Figure record extracts:

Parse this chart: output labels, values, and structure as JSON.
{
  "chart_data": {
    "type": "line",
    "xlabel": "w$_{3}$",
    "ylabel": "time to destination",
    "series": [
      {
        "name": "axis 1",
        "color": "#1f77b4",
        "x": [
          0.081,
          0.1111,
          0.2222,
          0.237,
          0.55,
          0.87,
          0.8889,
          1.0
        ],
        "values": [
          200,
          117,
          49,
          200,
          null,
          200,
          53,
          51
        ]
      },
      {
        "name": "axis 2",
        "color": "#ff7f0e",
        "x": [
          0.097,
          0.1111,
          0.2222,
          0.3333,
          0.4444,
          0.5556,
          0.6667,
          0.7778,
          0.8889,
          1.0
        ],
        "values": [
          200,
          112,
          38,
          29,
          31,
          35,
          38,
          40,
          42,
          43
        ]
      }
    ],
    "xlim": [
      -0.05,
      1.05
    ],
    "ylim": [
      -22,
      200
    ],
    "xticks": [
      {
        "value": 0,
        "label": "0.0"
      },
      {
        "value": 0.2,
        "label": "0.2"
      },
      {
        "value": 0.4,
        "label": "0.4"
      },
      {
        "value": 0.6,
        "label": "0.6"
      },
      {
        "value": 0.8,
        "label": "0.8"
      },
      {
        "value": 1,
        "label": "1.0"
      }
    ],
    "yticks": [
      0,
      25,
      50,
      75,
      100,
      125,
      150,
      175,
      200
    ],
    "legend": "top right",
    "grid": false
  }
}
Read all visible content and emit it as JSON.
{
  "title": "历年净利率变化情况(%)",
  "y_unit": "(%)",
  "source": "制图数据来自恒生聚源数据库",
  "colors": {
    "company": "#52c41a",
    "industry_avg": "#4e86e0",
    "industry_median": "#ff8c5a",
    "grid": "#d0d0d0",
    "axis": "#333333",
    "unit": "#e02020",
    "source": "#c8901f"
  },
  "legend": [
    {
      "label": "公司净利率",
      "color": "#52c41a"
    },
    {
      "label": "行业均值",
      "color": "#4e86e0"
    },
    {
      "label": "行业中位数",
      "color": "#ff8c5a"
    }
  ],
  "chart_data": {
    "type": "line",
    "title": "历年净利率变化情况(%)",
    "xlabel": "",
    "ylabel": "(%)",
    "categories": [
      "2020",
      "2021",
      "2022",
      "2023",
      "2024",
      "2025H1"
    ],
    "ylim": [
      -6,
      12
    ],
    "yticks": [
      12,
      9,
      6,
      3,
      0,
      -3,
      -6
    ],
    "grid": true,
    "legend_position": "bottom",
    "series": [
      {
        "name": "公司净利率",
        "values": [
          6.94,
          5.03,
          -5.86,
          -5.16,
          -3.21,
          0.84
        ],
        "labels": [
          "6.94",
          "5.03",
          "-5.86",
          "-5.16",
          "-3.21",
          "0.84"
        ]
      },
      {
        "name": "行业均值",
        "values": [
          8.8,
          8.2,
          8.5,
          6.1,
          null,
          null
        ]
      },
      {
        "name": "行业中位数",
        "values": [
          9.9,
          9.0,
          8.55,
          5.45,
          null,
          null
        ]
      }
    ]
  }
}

- _What you should do_
Write out every entry word for word.

- _Answer to this exercise_
Parse this chart: output labels, values, and structure as JSON.
{
  "chart_data": {
    "type": "line",
    "xlabel": "w$_{3}$",
    "ylabel": "time to destination",
    "series": [
      {
        "name": "axis 1",
        "color": "#1f77b4",
        "x": [
          0.081,
          0.1111,
          0.2222,
          0.237,
          0.55,
          0.87,
          0.8889,
          1.0
        ],
        "values": [
          200,
          117,
          49,
          200,
          null,
          200,
          53,
          51
        ]
      },
      {
        "name": "axis 2",
        "color": "#ff7f0e",
        "x": [
          0.097,
          0.1111,
          0.2222,
          0.3333,
          0.4444,
          0.5556,
          0.6667,
          0.7778,
          0.8889,
          1.0
        ],
        "values": [
          200,
          112,
          38,
          29,
          31,
          35,
          38,
          40,
          42,
          43
        ]
      }
    ],
    "xlim": [
      -0.05,
      1.05
    ],
    "ylim": [
      -22,
      200
    ],
    "xticks": [
      {
        "value": 0,
        "label": "0.0"
      },
      {
        "value": 0.2,
        "label": "0.2"
      },
      {
        "value": 0.4,
        "label": "0.4"
      },
      {
        "value": 0.6,
        "label": "0.6"
      },
      {
        "value": 0.8,
        "label": "0.8"
      },
      {
        "value": 1,
        "label": "1.0"
      }
    ],
    "yticks": [
      0,
      25,
      50,
      75,
      100,
      125,
      150,
      175,
      200
    ],
    "legend": "top right",
    "grid": false
  }
}
Read all visible content and emit it as JSON.
{
  "title": "历年净利率变化情况(%)",
  "y_unit": "(%)",
  "source": "制图数据来自恒生聚源数据库",
  "colors": {
    "company": "#52c41a",
    "industry_avg": "#4e86e0",
    "industry_median": "#ff8c5a",
    "grid": "#d0d0d0",
    "axis": "#333333",
    "unit": "#e02020",
    "source": "#c8901f"
  },
  "legend": [
    {
      "label": "公司净利率",
      "color": "#52c41a"
    },
    {
      "label": "行业均值",
      "color": "#4e86e0"
    },
    {
      "label": "行业中位数",
      "color": "#ff8c5a"
    }
  ],
  "chart_data": {
    "type": "line",
    "title": "历年净利率变化情况(%)",
    "xlabel": "",
    "ylabel": "(%)",
    "categories": [
      "2020",
      "2021",
      "2022",
      "2023",
      "2024",
      "2025H1"
    ],
    "ylim": [
      -6,
      12
    ],
    "yticks": [
      12,
      9,
      6,
      3,
      0,
      -3,
      -6
    ],
    "grid": true,
    "legend_position": "bottom",
    "series": [
      {
        "name": "公司净利率",
        "values": [
          6.94,
          5.03,
          -5.86,
          -5.16,
          -3.21,
          0.84
        ],
        "labels": [
          "6.94",
          "5.03",
          "-5.86",
          "-5.16",
          "-3.21",
          "0.84"
        ]
      },
      {
        "name": "行业均值",
        "values": [
          8.8,
          8.2,
          8.5,
          6.1,
          null,
          null
        ]
      },
      {
        "name": "行业中位数",
        "values": [
          9.9,
          9.0,
          8.55,
          5.45,
          null,
          null
        ]
      }
    ]
  }
}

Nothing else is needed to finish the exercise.